**Recorded data:**
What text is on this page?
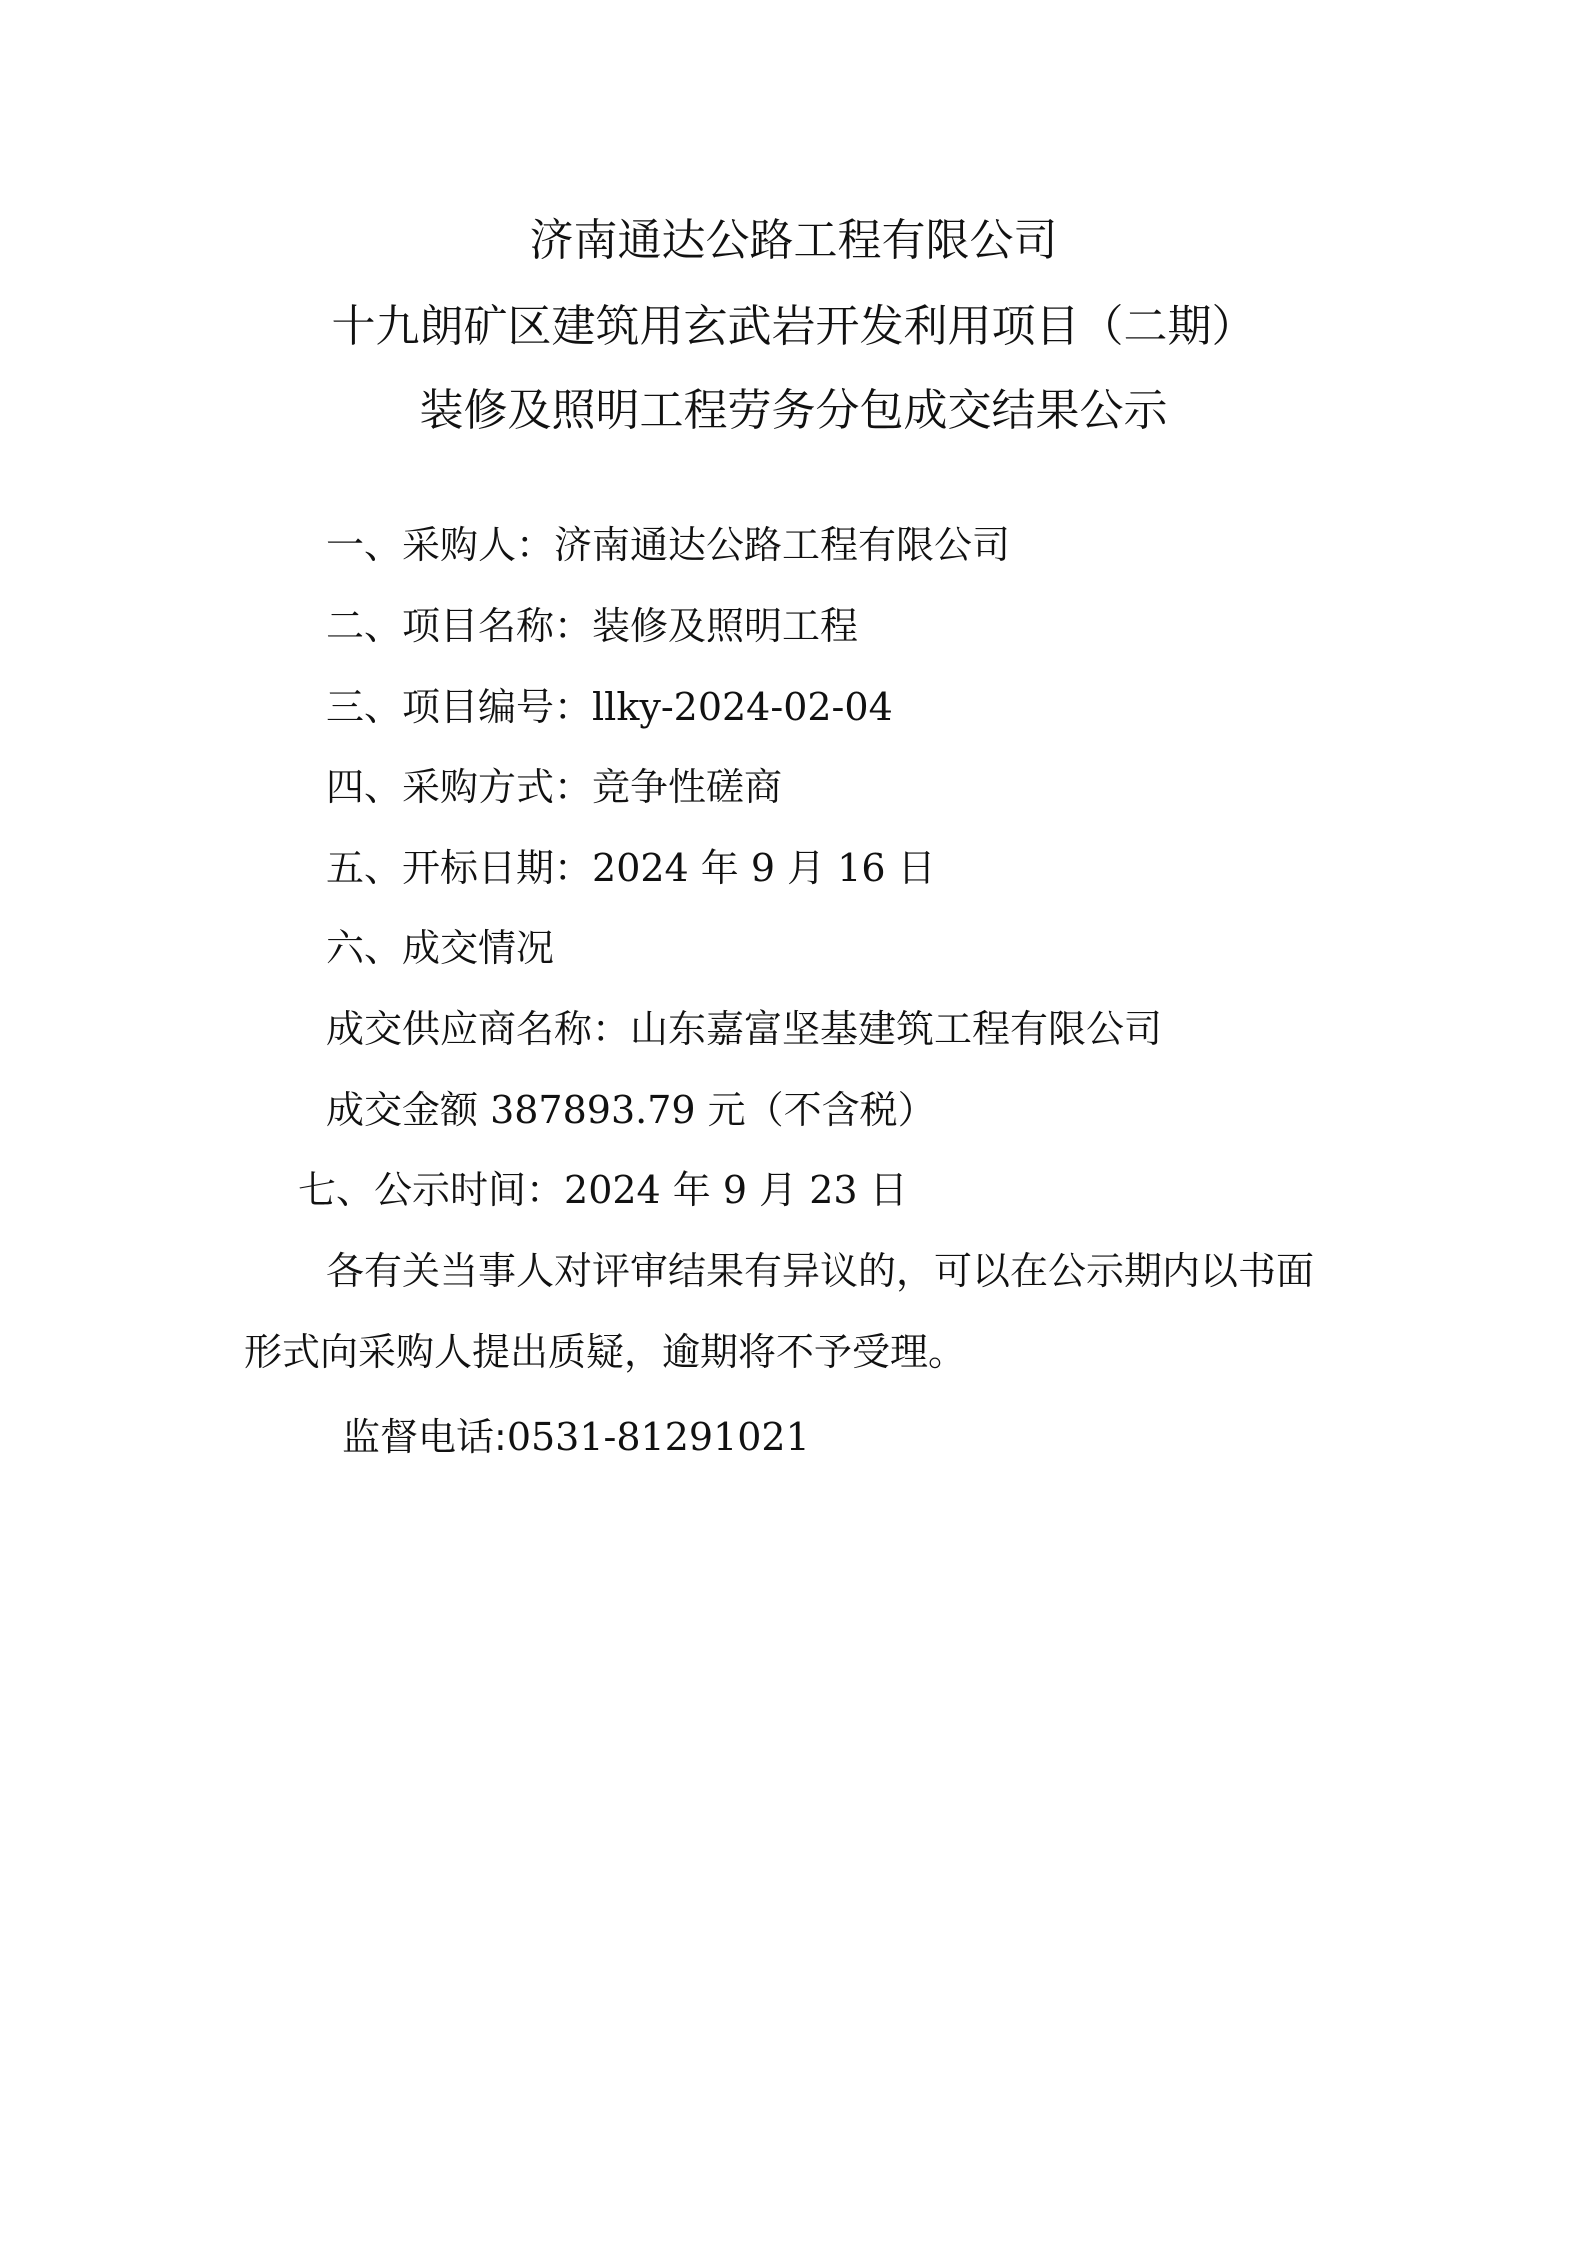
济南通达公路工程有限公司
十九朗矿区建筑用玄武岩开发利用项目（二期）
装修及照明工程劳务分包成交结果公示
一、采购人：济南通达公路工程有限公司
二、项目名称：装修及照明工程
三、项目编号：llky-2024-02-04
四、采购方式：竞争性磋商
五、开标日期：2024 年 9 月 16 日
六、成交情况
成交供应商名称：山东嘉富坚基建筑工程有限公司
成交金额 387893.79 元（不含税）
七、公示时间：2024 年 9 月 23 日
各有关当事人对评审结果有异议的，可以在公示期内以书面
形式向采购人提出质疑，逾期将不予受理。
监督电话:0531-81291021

**Directive:** Omit the pictures. Transcribe every record exactly.

**Written answer:**
What text is on this page?
济南通达公路工程有限公司
十九朗矿区建筑用玄武岩开发利用项目（二期）
装修及照明工程劳务分包成交结果公示
一、采购人：济南通达公路工程有限公司
二、项目名称：装修及照明工程
三、项目编号：llky-2024-02-04
四、采购方式：竞争性磋商
五、开标日期：2024 年 9 月 16 日
六、成交情况
成交供应商名称：山东嘉富坚基建筑工程有限公司
成交金额 387893.79 元（不含税）
七、公示时间：2024 年 9 月 23 日
各有关当事人对评审结果有异议的，可以在公示期内以书面
形式向采购人提出质疑，逾期将不予受理。
监督电话:0531-81291021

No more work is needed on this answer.